WHAT IS ASKED: Write down every entry below once more, exactly.

Start EXTRACTED RECORDS

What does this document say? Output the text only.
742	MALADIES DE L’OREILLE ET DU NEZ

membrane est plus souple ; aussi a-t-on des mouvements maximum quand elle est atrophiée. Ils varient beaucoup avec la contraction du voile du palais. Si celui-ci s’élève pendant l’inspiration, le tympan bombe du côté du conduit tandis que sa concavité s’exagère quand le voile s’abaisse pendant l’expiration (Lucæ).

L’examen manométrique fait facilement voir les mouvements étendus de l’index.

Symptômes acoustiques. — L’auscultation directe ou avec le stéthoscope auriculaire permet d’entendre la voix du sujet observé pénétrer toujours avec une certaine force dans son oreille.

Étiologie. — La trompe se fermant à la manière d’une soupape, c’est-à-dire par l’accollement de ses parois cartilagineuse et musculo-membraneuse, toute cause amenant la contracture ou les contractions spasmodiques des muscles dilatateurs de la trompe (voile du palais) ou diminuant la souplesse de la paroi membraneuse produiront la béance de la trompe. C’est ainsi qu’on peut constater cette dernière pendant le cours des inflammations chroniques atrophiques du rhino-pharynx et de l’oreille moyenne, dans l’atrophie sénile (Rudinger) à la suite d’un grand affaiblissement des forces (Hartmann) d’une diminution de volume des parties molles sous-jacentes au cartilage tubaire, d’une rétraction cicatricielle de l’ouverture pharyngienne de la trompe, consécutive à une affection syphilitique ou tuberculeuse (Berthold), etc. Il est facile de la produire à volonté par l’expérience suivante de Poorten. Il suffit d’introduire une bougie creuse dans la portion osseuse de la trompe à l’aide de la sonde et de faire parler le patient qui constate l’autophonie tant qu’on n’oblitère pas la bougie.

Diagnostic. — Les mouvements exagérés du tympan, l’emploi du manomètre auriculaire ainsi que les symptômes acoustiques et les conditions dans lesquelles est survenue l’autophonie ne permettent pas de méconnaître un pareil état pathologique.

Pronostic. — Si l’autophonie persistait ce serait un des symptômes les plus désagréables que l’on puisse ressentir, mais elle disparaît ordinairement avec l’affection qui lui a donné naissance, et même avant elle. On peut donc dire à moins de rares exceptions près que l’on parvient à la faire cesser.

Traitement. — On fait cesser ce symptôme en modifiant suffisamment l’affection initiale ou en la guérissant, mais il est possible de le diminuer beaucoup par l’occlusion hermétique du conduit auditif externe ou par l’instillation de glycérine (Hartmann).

End EXTRACTED RECORDS

WRITTEN REPLY:
What does this document say? Output the text only.
742	MALADIES DE L’OREILLE ET DU NEZ

membrane est plus souple ; aussi a-t-on des mouvements maximum quand elle est atrophiée. Ils varient beaucoup avec la contraction du voile du palais. Si celui-ci s’élève pendant l’inspiration, le tympan bombe du côté du conduit tandis que sa concavité s’exagère quand le voile s’abaisse pendant l’expiration (Lucæ).

L’examen manométrique fait facilement voir les mouvements étendus de l’index.

Symptômes acoustiques. — L’auscultation directe ou avec le stéthoscope auriculaire permet d’entendre la voix du sujet observé pénétrer toujours avec une certaine force dans son oreille.

Étiologie. — La trompe se fermant à la manière d’une soupape, c’est-à-dire par l’accollement de ses parois cartilagineuse et musculo-membraneuse, toute cause amenant la contracture ou les contractions spasmodiques des muscles dilatateurs de la trompe (voile du palais) ou diminuant la souplesse de la paroi membraneuse produiront la béance de la trompe. C’est ainsi qu’on peut constater cette dernière pendant le cours des inflammations chroniques atrophiques du rhino-pharynx et de l’oreille moyenne, dans l’atrophie sénile (Rudinger) à la suite d’un grand affaiblissement des forces (Hartmann) d’une diminution de volume des parties molles sous-jacentes au cartilage tubaire, d’une rétraction cicatricielle de l’ouverture pharyngienne de la trompe, consécutive à une affection syphilitique ou tuberculeuse (Berthold), etc. Il est facile de la produire à volonté par l’expérience suivante de Poorten. Il suffit d’introduire une bougie creuse dans la portion osseuse de la trompe à l’aide de la sonde et de faire parler le patient qui constate l’autophonie tant qu’on n’oblitère pas la bougie.

Diagnostic. — Les mouvements exagérés du tympan, l’emploi du manomètre auriculaire ainsi que les symptômes acoustiques et les conditions dans lesquelles est survenue l’autophonie ne permettent pas de méconnaître un pareil état pathologique.

Pronostic. — Si l’autophonie persistait ce serait un des symptômes les plus désagréables que l’on puisse ressentir, mais elle disparaît ordinairement avec l’affection qui lui a donné naissance, et même avant elle. On peut donc dire à moins de rares exceptions près que l’on parvient à la faire cesser.

Traitement. — On fait cesser ce symptôme en modifiant suffisamment l’affection initiale ou en la guérissant, mais il est possible de le diminuer beaucoup par l’occlusion hermétique du conduit auditif externe ou par l’instillation de glycérine (Hartmann).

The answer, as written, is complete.